## BEGIN INFORMATION SUPPLIED
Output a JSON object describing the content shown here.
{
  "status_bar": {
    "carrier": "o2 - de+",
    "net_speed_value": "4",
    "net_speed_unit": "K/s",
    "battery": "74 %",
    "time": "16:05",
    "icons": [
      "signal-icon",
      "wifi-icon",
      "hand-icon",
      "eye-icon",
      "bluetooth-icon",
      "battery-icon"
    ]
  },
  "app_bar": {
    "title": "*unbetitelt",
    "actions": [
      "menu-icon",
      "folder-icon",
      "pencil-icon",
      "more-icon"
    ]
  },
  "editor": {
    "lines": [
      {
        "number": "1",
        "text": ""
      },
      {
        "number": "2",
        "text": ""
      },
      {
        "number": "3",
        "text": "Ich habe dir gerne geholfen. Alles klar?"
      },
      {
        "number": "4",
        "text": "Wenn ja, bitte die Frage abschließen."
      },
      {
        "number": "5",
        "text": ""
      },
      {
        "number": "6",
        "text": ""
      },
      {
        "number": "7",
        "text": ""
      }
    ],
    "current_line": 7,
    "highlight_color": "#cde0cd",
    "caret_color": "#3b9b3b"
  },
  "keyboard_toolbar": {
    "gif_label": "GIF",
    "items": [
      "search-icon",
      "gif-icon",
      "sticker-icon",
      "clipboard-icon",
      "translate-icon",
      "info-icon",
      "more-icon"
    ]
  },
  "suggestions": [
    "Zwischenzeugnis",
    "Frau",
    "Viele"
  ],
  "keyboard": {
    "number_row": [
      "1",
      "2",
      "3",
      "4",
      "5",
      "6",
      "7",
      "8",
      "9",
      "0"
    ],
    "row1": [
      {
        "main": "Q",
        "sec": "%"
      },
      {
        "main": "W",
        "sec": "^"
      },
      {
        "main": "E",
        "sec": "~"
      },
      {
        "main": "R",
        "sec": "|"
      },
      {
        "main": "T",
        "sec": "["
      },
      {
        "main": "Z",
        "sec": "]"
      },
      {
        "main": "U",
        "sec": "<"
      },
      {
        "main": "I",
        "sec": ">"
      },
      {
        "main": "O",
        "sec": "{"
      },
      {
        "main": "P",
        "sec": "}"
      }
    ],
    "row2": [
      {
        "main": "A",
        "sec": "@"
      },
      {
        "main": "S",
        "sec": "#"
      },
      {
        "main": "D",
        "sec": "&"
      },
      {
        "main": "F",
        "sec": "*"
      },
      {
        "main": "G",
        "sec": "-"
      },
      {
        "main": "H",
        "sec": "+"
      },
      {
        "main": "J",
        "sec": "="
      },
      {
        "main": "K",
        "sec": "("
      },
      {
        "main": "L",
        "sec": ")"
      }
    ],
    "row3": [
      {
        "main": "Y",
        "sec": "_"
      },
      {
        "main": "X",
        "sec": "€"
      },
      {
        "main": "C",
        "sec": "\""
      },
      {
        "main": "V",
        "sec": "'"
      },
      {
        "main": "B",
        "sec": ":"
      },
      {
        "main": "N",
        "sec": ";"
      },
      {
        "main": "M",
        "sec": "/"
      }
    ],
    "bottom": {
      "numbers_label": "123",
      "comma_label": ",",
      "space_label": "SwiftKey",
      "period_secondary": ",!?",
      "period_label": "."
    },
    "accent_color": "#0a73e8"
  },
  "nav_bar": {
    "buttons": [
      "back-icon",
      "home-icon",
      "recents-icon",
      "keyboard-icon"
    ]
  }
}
## END INFORMATION SUPPLIED
## BEGIN INFORMATION SUPPLIED
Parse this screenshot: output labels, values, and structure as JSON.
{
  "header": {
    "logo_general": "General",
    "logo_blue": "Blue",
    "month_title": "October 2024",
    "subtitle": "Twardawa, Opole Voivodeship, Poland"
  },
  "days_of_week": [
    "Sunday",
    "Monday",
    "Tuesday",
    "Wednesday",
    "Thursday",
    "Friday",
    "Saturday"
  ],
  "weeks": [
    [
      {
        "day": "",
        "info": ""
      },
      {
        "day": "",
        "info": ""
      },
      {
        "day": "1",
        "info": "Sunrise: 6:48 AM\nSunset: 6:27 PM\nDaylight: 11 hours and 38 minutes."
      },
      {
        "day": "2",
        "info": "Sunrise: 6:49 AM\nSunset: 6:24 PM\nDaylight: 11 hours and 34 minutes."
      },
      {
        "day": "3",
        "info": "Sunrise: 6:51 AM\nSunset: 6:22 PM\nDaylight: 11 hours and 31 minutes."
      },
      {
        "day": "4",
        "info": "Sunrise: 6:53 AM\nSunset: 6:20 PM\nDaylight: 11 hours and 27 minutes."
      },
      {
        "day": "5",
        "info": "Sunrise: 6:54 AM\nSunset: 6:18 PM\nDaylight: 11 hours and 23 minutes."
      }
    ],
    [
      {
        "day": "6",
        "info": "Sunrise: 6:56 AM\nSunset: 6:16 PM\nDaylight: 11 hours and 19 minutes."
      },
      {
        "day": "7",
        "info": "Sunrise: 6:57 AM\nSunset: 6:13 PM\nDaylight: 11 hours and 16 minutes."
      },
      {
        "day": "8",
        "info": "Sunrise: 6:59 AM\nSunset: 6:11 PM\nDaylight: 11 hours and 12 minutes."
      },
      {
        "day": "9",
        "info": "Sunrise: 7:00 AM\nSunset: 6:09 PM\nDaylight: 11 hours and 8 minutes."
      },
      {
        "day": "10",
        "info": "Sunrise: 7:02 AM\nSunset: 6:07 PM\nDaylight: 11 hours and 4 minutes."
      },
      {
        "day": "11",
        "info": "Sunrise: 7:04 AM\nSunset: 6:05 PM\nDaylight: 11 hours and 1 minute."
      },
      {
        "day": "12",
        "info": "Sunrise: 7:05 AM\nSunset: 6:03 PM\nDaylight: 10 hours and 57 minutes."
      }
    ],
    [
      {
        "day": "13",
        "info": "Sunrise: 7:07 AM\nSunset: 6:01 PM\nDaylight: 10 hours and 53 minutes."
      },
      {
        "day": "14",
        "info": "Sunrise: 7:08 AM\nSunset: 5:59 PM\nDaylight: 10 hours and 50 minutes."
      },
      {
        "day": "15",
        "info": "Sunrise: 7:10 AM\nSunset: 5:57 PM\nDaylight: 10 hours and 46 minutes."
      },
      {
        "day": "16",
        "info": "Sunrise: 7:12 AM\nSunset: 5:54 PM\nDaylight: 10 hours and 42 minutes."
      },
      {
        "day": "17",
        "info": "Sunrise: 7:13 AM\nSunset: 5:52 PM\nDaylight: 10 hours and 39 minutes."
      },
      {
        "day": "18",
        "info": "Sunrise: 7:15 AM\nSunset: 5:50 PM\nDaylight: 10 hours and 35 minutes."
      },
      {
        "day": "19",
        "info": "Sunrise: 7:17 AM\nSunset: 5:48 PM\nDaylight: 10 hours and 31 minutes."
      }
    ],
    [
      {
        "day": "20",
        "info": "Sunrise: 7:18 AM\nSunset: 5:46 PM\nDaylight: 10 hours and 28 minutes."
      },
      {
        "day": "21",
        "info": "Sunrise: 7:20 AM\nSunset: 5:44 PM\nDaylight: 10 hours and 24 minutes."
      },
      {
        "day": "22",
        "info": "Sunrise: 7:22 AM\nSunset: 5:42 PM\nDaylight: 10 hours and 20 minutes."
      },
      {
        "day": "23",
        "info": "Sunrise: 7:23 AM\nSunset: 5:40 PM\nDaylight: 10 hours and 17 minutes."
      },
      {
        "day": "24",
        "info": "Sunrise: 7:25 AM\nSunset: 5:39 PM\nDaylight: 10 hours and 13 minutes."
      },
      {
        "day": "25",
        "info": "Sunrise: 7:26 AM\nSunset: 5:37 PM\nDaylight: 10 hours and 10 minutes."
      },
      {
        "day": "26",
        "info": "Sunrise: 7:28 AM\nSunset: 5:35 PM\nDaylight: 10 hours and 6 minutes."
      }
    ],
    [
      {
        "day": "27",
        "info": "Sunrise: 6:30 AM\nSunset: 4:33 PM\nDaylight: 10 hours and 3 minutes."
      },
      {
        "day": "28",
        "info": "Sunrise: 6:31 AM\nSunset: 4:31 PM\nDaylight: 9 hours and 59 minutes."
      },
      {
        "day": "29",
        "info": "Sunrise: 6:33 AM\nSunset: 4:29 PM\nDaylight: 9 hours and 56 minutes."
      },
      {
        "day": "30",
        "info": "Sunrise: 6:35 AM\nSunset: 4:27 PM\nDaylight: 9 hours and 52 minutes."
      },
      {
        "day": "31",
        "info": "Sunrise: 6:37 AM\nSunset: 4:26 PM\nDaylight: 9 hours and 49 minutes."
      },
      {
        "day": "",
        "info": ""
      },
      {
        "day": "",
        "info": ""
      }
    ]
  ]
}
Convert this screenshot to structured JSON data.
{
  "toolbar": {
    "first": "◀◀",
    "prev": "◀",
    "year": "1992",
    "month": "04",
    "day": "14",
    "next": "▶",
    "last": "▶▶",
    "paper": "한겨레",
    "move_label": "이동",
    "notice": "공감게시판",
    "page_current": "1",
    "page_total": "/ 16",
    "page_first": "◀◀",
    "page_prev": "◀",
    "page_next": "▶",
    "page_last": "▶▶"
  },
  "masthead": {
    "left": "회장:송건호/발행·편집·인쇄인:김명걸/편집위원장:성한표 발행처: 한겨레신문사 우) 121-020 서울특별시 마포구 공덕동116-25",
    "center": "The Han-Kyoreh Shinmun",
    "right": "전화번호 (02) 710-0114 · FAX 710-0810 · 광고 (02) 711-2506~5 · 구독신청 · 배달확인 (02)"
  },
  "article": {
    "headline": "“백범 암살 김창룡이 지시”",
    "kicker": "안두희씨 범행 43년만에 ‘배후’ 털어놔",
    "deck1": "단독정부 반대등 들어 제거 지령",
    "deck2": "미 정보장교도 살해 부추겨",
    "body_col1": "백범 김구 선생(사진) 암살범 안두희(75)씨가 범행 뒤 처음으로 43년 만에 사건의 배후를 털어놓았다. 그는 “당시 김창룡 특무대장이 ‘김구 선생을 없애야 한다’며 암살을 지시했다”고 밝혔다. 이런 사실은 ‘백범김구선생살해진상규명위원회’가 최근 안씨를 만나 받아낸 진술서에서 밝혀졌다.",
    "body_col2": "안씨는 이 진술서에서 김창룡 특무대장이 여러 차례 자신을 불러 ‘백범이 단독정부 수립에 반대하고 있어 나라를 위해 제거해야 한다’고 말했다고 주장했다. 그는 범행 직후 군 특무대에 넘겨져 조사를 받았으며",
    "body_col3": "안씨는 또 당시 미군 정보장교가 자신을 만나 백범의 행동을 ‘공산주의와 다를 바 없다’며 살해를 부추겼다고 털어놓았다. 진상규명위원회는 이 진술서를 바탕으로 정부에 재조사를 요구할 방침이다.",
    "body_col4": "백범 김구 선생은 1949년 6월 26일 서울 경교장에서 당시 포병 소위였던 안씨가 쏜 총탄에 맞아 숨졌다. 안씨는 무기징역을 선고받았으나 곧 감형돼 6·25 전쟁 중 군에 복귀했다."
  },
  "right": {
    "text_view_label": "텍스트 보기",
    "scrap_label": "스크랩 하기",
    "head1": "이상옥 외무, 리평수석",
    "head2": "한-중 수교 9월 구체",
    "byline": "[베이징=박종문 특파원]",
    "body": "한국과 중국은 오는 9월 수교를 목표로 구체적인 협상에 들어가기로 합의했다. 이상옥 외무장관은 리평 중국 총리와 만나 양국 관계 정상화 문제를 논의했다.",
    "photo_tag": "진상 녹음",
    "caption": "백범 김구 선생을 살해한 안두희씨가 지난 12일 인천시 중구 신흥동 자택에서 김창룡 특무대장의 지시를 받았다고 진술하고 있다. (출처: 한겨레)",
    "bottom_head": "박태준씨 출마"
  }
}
## END INFORMATION SUPPLIED
**WORK TO COMPLETE**: How many lines in the records above contain the word "특무대장이"? Reply with the number alone.

**THE RESULT**: 2